The task: Pull every line with the word "right" out of the entries below.

Extracted data:
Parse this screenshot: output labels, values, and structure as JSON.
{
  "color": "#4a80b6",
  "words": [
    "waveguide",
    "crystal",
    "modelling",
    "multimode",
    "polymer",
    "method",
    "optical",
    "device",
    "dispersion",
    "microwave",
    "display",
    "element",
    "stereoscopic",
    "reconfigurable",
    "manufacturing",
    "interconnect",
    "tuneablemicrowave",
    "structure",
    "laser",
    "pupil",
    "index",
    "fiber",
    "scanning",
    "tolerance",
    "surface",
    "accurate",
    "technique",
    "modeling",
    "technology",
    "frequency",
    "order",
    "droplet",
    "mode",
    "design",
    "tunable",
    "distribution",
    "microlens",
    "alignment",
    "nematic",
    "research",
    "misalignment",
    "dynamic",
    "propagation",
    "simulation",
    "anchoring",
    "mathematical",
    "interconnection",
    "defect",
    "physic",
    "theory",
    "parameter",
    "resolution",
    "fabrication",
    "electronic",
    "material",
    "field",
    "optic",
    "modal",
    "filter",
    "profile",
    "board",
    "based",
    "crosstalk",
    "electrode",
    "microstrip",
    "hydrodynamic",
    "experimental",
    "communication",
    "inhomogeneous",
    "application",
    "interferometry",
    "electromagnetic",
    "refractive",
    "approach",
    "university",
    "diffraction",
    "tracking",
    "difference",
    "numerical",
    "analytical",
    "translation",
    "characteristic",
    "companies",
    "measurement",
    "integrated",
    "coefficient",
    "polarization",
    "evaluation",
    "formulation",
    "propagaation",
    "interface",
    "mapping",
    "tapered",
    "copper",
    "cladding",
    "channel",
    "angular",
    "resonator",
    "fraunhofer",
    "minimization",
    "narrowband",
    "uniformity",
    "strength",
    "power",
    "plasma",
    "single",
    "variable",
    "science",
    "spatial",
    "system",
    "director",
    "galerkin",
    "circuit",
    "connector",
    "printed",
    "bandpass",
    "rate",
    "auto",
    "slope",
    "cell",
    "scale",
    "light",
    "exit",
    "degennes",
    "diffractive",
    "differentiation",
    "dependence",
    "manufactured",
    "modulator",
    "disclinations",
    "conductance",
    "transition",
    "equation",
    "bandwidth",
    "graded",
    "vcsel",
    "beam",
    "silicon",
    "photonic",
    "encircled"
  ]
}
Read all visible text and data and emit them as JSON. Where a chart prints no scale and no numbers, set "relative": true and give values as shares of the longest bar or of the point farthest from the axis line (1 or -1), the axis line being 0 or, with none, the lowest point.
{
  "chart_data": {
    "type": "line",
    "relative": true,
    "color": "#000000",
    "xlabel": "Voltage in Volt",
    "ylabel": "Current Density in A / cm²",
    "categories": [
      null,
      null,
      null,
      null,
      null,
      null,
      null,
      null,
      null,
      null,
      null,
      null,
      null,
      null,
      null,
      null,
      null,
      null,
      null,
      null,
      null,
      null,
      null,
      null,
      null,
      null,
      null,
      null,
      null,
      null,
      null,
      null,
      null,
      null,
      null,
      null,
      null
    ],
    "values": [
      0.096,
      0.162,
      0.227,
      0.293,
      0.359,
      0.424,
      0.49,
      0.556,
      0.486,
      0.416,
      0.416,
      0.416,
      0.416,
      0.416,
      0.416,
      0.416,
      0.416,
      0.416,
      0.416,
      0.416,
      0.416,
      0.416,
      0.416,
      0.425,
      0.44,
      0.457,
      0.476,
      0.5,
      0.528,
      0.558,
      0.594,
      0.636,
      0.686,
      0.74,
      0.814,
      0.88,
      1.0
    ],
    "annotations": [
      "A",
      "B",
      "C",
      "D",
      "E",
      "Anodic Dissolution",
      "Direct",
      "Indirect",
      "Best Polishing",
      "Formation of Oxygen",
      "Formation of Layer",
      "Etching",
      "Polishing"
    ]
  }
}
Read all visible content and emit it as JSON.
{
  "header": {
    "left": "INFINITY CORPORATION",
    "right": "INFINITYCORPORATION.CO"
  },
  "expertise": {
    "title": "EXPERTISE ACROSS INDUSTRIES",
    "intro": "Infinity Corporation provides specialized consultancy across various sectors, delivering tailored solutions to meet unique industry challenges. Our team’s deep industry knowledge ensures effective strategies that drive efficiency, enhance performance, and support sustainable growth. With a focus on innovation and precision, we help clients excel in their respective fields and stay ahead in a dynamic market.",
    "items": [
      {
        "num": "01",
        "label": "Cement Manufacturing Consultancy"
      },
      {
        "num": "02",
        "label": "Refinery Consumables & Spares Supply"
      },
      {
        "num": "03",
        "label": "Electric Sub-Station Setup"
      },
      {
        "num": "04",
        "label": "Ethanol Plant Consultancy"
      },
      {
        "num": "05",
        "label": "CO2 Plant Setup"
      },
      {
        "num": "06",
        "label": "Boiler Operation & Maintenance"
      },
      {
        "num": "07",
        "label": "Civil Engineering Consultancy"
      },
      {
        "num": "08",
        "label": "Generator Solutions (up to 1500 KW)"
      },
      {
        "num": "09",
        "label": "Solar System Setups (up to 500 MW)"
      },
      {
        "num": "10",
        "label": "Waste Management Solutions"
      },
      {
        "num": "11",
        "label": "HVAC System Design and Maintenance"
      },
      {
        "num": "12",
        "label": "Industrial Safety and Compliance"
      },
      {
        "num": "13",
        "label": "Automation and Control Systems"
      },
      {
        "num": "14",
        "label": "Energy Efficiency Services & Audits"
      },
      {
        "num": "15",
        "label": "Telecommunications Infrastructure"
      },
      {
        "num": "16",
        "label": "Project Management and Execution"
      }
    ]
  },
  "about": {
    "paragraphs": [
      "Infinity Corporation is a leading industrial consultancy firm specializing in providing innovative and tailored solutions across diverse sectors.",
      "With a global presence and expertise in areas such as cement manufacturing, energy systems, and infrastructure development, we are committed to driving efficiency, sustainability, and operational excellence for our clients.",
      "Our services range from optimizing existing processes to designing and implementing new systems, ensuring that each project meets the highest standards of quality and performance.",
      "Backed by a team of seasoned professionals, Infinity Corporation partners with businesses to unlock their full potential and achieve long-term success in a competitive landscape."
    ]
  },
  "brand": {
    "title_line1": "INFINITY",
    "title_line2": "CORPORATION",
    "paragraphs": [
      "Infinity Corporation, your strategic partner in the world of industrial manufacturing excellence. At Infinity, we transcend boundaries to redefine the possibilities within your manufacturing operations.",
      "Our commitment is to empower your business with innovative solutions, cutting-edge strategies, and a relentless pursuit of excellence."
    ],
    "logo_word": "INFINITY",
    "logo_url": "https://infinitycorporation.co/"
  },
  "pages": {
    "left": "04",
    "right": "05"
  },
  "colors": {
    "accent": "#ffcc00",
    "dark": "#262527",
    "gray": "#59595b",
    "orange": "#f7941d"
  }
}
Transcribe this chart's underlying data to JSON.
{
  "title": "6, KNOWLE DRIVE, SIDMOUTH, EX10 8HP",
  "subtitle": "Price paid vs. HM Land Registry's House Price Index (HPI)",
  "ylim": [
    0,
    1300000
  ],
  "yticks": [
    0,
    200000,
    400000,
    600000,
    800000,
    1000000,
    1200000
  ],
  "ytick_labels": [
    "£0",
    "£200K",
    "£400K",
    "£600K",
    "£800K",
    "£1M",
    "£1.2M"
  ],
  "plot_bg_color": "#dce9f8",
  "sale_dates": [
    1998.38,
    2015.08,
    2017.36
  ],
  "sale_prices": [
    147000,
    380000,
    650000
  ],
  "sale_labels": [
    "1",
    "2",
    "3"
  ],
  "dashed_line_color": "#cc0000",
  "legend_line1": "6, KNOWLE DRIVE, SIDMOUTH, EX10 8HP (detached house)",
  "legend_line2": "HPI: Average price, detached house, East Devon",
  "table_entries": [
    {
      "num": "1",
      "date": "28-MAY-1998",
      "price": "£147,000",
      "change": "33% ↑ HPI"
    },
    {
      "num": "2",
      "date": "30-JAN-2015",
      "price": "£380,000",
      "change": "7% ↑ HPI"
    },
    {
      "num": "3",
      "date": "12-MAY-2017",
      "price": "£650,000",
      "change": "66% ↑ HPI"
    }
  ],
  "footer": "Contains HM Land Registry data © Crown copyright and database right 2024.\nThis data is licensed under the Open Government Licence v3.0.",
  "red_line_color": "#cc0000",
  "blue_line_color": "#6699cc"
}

Complete response:
    "right": "INFINITYCORPORATION.CO"
    "right": "05"
  "footer": "Contains HM Land Registry data © Crown copyright and database right 2024.\nThis data is licensed under the Open Government Licence v3.0.",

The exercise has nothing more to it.